Work to complete |
Count the lines in the data below where the string "Owner" occurs, please, and give the number alone.

Input |
* start *

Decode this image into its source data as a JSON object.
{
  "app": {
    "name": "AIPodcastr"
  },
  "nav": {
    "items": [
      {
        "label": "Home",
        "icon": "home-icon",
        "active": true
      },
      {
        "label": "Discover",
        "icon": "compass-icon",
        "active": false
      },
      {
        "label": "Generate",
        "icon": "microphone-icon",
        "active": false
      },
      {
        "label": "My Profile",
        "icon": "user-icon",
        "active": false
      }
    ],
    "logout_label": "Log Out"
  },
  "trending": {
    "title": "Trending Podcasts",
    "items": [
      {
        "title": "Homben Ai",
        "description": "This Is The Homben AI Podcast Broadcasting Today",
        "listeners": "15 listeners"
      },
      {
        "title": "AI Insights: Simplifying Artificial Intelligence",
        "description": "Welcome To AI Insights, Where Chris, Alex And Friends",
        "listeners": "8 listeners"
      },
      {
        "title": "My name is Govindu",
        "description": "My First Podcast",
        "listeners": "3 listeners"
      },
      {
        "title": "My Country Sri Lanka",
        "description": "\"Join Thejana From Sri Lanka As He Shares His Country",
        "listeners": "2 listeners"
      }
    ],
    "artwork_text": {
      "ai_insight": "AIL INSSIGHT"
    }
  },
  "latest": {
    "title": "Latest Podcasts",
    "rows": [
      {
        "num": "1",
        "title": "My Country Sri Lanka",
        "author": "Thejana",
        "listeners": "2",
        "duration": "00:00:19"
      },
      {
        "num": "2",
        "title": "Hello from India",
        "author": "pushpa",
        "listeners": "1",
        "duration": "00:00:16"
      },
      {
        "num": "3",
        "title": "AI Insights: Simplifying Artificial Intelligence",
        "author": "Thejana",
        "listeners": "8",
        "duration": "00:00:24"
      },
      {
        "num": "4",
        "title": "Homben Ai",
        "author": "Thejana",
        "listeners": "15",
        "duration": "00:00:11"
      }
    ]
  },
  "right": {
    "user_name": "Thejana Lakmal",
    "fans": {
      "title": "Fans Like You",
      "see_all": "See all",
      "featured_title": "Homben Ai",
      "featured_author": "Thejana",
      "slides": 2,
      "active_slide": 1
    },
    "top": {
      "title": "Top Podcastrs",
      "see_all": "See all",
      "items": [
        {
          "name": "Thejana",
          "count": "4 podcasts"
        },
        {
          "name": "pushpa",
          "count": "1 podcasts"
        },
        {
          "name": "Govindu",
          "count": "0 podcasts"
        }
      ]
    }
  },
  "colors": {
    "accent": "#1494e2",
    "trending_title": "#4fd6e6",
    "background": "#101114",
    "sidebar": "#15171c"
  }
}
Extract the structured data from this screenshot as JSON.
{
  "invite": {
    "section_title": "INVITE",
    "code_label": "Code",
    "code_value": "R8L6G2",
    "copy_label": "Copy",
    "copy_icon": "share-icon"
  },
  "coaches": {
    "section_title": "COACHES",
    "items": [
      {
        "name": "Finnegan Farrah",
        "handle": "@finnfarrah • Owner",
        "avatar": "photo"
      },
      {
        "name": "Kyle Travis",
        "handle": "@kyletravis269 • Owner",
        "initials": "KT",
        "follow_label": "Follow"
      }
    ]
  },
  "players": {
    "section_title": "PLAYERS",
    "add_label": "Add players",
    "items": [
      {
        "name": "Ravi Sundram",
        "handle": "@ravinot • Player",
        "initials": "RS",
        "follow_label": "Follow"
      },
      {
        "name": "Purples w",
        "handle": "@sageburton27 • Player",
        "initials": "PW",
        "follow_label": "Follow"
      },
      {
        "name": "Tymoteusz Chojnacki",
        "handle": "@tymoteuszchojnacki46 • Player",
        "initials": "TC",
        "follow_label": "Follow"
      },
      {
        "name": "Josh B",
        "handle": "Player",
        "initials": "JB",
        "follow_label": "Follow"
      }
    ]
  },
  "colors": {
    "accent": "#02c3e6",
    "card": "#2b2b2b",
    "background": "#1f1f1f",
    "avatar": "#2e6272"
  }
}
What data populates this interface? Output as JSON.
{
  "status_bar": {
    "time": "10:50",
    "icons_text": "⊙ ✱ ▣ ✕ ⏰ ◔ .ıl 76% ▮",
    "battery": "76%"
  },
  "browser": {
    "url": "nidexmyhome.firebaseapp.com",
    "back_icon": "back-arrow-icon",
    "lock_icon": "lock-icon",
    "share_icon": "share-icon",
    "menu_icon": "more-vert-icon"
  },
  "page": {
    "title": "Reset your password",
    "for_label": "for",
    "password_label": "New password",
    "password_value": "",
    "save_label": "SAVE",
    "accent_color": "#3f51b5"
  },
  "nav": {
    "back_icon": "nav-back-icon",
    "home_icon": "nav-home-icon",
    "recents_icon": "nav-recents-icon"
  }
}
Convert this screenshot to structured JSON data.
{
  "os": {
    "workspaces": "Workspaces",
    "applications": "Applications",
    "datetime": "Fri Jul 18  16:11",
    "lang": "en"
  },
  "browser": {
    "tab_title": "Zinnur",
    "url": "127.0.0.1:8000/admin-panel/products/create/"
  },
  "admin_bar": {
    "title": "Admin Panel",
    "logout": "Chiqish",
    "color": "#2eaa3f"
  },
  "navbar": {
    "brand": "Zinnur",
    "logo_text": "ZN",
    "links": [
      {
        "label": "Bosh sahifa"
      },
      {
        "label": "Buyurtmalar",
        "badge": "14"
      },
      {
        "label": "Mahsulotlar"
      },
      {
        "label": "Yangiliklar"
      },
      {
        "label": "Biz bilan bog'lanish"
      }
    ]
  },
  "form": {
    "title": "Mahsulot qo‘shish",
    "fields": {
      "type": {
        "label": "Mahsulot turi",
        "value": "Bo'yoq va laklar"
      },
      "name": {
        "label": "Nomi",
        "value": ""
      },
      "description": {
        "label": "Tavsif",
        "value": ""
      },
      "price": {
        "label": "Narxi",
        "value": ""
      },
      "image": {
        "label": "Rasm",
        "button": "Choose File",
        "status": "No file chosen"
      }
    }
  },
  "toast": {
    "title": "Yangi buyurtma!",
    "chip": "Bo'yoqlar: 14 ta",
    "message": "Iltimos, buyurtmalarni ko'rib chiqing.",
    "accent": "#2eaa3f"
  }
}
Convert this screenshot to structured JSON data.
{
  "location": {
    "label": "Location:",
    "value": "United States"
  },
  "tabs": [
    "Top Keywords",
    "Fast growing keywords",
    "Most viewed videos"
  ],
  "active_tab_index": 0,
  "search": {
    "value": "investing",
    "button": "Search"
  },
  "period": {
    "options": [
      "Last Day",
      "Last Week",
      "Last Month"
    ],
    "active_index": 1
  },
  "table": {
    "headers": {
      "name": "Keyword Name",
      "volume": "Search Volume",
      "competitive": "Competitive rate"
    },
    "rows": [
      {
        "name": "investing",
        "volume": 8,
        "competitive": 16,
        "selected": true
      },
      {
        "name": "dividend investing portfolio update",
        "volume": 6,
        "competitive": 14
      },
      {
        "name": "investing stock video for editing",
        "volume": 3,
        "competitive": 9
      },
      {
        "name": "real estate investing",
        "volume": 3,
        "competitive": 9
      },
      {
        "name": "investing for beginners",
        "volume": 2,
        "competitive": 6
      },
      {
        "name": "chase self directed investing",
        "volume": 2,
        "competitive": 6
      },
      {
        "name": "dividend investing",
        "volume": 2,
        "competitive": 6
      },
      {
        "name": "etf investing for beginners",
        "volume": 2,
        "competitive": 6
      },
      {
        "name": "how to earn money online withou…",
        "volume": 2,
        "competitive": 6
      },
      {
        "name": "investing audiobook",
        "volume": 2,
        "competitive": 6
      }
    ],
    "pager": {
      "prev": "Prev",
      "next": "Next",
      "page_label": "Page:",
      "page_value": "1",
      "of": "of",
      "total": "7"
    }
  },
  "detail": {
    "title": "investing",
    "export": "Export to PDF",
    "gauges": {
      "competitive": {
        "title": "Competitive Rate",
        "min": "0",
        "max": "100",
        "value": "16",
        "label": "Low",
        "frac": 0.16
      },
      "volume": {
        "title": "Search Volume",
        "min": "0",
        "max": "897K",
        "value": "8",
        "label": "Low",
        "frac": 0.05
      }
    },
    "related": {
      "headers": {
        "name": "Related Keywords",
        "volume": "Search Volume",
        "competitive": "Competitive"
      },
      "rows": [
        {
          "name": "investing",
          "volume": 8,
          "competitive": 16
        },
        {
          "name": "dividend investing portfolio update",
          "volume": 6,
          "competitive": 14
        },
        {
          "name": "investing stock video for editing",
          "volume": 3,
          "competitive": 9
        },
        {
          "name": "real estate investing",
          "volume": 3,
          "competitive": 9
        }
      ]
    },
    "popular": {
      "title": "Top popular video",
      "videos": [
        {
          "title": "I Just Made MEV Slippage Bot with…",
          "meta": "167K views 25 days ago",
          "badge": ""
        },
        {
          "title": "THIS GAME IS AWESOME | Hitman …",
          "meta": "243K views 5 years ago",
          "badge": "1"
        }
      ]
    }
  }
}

* end *

Exercise answer |
2